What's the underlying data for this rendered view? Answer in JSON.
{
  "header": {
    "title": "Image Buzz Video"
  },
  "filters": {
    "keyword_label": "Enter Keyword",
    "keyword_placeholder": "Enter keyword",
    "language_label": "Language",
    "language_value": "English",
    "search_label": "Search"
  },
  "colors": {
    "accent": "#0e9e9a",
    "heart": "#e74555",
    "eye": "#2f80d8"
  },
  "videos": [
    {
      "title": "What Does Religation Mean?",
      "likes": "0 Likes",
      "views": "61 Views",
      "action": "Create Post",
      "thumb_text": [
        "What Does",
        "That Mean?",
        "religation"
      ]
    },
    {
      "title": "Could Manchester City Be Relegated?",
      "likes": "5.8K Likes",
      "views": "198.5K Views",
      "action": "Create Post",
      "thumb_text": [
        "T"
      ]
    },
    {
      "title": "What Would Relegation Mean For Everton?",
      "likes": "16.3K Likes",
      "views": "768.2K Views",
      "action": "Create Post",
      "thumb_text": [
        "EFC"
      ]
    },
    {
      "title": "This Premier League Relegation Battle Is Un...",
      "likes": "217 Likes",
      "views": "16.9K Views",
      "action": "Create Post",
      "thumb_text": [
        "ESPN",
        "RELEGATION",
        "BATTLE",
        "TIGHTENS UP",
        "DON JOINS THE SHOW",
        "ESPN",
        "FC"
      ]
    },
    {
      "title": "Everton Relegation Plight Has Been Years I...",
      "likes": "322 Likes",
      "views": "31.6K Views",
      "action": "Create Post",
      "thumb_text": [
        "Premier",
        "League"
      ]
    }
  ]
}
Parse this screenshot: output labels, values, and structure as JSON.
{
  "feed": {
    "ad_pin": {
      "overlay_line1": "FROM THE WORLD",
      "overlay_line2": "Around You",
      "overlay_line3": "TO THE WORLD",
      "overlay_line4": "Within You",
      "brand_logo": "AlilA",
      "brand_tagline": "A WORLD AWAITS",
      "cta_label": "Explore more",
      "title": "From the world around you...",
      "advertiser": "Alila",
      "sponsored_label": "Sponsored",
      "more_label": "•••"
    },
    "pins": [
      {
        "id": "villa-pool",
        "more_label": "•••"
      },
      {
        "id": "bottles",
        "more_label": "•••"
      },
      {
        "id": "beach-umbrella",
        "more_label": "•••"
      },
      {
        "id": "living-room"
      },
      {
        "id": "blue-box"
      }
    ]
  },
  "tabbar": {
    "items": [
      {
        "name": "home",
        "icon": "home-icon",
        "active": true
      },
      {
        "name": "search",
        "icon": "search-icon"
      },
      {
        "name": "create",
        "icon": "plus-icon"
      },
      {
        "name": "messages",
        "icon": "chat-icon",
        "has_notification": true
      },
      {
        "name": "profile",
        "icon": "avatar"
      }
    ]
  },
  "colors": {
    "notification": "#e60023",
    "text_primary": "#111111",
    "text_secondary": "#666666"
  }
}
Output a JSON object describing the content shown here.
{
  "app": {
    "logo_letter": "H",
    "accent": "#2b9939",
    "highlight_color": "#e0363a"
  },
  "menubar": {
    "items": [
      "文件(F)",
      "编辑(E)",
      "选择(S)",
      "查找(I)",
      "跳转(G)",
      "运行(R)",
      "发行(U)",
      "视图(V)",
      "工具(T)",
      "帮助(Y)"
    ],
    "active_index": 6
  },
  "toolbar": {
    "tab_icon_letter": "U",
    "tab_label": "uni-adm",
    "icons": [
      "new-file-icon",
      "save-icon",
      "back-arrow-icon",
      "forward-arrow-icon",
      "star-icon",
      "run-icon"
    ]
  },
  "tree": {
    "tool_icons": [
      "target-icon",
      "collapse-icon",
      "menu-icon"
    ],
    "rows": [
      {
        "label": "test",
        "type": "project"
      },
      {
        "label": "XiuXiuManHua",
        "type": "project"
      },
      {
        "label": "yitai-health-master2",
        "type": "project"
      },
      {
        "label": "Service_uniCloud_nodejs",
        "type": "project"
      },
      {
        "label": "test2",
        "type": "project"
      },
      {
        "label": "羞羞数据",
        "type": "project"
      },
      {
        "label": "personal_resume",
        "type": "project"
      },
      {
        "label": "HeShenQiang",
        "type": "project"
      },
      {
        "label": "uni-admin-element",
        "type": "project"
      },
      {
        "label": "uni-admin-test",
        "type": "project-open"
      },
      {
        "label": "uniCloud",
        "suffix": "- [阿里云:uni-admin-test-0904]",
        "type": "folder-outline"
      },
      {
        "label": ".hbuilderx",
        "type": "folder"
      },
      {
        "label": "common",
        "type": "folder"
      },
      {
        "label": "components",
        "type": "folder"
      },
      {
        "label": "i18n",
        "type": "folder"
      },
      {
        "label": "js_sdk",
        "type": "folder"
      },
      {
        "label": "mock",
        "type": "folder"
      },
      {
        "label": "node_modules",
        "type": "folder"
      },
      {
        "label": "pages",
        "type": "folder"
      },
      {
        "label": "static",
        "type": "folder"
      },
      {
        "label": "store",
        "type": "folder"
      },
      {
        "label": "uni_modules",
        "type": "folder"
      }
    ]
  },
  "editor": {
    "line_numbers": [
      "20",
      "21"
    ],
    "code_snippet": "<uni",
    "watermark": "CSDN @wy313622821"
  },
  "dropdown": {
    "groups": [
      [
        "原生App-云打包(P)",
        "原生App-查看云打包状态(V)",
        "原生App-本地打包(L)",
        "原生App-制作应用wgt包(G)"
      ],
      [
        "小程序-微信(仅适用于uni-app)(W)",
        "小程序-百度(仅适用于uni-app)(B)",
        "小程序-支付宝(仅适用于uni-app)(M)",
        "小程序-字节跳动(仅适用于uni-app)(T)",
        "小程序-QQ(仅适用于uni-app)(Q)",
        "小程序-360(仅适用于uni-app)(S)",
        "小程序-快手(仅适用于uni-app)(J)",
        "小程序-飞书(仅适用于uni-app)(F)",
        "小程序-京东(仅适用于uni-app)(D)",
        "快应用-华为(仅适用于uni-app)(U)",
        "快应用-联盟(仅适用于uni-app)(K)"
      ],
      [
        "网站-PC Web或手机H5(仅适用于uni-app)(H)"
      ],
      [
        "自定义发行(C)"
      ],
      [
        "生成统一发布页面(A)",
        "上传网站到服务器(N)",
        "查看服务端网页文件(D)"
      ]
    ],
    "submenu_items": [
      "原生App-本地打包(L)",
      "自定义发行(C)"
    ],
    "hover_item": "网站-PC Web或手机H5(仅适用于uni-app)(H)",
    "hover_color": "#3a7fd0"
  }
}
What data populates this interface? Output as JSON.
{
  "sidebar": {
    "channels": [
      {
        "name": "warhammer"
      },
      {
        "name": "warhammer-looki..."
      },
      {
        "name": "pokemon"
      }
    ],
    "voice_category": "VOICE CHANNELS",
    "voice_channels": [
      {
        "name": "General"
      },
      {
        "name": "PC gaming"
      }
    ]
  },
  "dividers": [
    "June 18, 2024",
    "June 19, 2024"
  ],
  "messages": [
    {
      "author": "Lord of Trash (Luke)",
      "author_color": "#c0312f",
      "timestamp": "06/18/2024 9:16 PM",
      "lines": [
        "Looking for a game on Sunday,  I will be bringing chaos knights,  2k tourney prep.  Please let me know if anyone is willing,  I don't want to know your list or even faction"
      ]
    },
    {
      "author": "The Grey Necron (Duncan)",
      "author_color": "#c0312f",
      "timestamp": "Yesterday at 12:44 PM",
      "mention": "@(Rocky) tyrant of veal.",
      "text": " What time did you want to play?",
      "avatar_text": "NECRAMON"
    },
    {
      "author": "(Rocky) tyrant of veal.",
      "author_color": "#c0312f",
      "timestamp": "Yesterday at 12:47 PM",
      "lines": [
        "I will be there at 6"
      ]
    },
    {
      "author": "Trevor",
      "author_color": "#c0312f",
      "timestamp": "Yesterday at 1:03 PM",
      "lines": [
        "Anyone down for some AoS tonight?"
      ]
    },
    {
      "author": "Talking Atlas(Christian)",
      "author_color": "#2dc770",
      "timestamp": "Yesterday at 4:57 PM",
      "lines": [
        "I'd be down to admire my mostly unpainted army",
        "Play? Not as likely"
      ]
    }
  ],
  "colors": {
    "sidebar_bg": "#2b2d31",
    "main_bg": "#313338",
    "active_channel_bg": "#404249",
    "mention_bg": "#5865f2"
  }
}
--------------------------------------------------
Problem to work on ->
From the "What data populates" line to the close of the listing, restate each line word for word.

Task solution ->
What data populates this interface? Output as JSON.
{
  "sidebar": {
    "channels": [
      {
        "name": "warhammer"
      },
      {
        "name": "warhammer-looki..."
      },
      {
        "name": "pokemon"
      }
    ],
    "voice_category": "VOICE CHANNELS",
    "voice_channels": [
      {
        "name": "General"
      },
      {
        "name": "PC gaming"
      }
    ]
  },
  "dividers": [
    "June 18, 2024",
    "June 19, 2024"
  ],
  "messages": [
    {
      "author": "Lord of Trash (Luke)",
      "author_color": "#c0312f",
      "timestamp": "06/18/2024 9:16 PM",
      "lines": [
        "Looking for a game on Sunday,  I will be bringing chaos knights,  2k tourney prep.  Please let me know if anyone is willing,  I don't want to know your list or even faction"
      ]
    },
    {
      "author": "The Grey Necron (Duncan)",
      "author_color": "#c0312f",
      "timestamp": "Yesterday at 12:44 PM",
      "mention": "@(Rocky) tyrant of veal.",
      "text": " What time did you want to play?",
      "avatar_text": "NECRAMON"
    },
    {
      "author": "(Rocky) tyrant of veal.",
      "author_color": "#c0312f",
      "timestamp": "Yesterday at 12:47 PM",
      "lines": [
        "I will be there at 6"
      ]
    },
    {
      "author": "Trevor",
      "author_color": "#c0312f",
      "timestamp": "Yesterday at 1:03 PM",
      "lines": [
        "Anyone down for some AoS tonight?"
      ]
    },
    {
      "author": "Talking Atlas(Christian)",
      "author_color": "#2dc770",
      "timestamp": "Yesterday at 4:57 PM",
      "lines": [
        "I'd be down to admire my mostly unpainted army",
        "Play? Not as likely"
      ]
    }
  ],
  "colors": {
    "sidebar_bg": "#2b2d31",
    "main_bg": "#313338",
    "active_channel_bg": "#404249",
    "mention_bg": "#5865f2"
  }
}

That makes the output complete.